◆ The request ◆
Extract every line of the material that holds the string "由图乙可知".

------------

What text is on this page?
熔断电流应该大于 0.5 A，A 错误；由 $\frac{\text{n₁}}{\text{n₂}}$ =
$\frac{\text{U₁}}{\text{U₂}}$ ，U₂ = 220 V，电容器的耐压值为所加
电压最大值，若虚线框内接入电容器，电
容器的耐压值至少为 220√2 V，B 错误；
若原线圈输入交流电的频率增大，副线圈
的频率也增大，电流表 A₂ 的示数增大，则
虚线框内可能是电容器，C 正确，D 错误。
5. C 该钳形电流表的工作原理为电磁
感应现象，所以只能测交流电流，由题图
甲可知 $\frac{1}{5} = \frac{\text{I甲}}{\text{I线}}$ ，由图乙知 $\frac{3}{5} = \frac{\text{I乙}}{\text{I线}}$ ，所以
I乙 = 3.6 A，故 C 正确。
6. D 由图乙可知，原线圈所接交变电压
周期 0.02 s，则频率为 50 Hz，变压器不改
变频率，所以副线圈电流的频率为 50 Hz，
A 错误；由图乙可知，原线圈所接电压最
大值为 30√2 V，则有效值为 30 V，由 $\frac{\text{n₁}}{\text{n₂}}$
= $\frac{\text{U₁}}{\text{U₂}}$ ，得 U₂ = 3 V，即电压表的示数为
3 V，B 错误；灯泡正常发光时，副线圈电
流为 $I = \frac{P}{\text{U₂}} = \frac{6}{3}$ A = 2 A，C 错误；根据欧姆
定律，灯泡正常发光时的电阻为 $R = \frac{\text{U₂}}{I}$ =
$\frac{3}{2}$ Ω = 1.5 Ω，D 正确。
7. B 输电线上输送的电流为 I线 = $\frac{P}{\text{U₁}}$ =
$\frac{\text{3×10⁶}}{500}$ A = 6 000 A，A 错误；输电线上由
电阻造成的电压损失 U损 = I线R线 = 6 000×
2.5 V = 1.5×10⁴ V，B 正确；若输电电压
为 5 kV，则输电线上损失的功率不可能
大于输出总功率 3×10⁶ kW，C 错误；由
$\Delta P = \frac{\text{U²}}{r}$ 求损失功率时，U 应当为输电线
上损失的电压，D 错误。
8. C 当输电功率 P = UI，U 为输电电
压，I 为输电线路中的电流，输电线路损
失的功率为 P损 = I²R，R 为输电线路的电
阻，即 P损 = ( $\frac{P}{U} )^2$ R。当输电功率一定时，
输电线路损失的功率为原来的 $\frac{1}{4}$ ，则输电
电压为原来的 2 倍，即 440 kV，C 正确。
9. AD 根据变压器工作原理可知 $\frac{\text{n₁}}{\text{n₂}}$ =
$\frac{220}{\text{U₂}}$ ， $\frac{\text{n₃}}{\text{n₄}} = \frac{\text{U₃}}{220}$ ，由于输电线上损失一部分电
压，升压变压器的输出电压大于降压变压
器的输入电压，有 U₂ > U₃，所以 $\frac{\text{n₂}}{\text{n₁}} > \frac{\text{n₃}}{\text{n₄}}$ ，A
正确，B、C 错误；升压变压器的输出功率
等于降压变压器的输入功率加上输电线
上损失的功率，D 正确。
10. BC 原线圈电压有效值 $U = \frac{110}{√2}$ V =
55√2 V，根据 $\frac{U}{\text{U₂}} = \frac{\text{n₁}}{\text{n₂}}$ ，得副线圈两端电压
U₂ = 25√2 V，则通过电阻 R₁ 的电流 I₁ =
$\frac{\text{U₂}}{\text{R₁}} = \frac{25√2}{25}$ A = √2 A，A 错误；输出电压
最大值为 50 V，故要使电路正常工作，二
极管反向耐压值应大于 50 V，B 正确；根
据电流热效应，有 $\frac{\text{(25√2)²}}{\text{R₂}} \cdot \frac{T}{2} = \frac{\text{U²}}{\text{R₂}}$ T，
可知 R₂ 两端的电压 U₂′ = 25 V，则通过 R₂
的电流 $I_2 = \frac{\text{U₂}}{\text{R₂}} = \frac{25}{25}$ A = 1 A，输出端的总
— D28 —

------------

◆ The output ◆
6. D 由图乙可知，原线圈所接交变电压
A 错误；由图乙可知，原线圈所接电压最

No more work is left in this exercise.